* EXERCISE PROMPT: Every line that contains the word "ylabel" should be copied out.

───── PROVIDED DATA

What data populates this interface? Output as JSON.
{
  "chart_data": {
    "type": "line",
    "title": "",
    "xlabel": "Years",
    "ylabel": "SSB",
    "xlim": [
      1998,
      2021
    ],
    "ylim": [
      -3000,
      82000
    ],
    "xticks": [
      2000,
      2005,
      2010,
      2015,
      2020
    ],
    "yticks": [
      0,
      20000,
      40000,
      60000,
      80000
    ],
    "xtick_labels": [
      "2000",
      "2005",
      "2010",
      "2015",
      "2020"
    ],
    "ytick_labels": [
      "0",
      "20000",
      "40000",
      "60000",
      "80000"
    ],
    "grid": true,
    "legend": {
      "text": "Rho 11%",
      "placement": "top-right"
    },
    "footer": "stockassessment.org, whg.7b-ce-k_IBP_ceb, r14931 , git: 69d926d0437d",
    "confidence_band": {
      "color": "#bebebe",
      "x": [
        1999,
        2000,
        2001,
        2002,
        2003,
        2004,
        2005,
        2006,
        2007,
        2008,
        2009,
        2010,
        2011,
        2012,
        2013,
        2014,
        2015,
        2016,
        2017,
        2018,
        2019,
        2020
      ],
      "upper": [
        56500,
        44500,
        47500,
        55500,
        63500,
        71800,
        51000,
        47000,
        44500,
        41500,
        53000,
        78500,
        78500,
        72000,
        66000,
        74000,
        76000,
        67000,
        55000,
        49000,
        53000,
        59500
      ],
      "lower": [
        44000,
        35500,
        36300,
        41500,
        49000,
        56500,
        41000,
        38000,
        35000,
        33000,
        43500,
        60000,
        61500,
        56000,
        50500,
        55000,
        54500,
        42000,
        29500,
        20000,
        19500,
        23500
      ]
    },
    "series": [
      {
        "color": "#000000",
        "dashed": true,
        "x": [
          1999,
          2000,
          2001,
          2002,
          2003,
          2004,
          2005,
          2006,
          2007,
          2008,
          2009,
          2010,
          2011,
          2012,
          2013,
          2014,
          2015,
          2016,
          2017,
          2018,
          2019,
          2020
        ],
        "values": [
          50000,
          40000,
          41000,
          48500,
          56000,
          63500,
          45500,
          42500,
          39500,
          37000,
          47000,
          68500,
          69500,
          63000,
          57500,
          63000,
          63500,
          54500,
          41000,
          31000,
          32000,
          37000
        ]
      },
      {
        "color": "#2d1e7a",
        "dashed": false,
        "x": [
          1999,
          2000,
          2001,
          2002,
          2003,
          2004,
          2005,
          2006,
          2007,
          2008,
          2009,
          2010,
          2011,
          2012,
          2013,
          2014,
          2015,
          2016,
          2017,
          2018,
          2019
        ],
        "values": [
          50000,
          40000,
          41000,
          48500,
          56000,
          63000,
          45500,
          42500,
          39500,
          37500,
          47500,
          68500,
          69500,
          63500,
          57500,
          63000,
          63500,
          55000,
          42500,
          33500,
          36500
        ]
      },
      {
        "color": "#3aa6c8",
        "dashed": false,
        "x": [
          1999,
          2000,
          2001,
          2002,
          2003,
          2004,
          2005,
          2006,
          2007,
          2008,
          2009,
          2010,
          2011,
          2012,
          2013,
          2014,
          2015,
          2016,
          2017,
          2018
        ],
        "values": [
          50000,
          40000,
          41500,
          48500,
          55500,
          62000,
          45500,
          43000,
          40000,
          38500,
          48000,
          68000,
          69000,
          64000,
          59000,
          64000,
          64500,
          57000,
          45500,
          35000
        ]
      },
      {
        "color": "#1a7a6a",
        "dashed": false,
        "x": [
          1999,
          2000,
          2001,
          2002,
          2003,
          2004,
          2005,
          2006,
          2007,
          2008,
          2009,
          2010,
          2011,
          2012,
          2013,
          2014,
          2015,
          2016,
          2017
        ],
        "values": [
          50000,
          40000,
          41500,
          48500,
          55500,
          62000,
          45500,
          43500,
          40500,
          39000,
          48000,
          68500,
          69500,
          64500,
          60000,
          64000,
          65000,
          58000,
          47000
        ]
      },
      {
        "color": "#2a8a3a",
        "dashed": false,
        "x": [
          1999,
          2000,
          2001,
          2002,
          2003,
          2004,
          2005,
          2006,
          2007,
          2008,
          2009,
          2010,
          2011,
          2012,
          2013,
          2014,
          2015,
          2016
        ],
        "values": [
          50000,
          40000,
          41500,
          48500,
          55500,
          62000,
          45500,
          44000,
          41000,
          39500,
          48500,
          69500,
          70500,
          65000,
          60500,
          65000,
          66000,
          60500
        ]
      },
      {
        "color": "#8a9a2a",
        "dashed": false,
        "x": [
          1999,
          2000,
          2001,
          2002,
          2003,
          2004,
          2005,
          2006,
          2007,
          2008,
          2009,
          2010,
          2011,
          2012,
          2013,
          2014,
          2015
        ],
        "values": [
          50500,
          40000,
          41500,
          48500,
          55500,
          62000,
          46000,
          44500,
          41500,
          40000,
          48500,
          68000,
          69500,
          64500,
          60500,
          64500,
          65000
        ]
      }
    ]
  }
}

──────────
───── PROVIDED DATA

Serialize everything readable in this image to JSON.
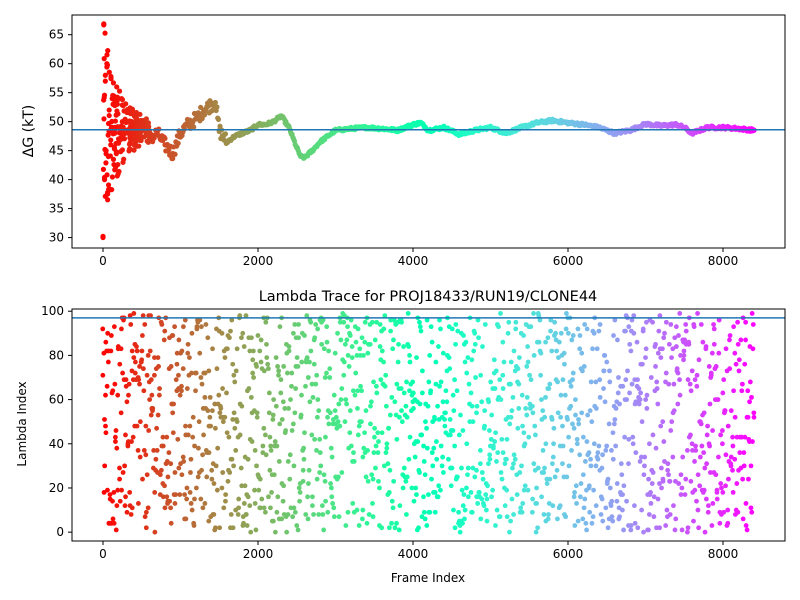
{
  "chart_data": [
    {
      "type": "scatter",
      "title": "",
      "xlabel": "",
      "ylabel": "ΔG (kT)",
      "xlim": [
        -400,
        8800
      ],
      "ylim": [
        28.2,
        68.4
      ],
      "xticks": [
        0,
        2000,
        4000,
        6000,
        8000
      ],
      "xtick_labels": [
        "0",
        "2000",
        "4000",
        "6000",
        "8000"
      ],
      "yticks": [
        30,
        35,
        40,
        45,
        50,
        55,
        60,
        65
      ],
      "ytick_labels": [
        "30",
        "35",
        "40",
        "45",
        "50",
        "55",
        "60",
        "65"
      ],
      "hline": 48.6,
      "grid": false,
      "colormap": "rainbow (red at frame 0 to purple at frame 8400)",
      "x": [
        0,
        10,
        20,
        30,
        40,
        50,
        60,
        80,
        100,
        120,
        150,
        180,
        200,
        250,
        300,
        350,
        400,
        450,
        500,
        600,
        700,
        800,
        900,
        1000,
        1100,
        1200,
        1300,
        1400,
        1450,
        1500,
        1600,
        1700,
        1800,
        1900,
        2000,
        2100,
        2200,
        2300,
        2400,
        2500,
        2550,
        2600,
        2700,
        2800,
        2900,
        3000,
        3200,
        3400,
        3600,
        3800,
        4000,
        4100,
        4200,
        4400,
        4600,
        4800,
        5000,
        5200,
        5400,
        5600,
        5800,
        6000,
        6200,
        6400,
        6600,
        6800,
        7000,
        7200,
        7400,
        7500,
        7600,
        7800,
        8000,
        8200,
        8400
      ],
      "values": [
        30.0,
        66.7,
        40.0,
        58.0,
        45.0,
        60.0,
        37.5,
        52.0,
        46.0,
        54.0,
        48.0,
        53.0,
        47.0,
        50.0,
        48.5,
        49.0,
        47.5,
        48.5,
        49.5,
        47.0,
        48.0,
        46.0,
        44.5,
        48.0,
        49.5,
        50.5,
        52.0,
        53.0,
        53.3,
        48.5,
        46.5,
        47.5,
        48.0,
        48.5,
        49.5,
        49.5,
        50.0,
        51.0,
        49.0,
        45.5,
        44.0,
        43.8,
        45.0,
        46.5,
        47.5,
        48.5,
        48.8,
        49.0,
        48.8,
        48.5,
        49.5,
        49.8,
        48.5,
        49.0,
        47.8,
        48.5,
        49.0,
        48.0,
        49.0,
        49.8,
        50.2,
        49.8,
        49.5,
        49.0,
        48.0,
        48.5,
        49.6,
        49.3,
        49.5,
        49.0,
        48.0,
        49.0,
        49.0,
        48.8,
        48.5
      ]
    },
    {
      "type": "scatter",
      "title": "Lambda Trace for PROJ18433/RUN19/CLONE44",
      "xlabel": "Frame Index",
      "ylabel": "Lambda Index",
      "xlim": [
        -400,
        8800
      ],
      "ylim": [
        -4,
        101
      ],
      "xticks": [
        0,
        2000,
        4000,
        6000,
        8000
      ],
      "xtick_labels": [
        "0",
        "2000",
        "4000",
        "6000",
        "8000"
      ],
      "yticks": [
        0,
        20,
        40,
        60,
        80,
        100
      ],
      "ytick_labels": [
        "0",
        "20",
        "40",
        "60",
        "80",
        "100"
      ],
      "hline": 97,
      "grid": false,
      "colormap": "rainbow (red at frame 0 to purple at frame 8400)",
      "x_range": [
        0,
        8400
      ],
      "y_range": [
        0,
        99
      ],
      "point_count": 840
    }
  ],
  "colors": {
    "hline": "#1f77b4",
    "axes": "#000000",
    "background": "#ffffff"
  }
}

──────────

* EXERCISE OUTPUT:
    "ylabel": "SSB",
      "ylabel": "ΔG (kT)",
      "ylabel": "Lambda Index",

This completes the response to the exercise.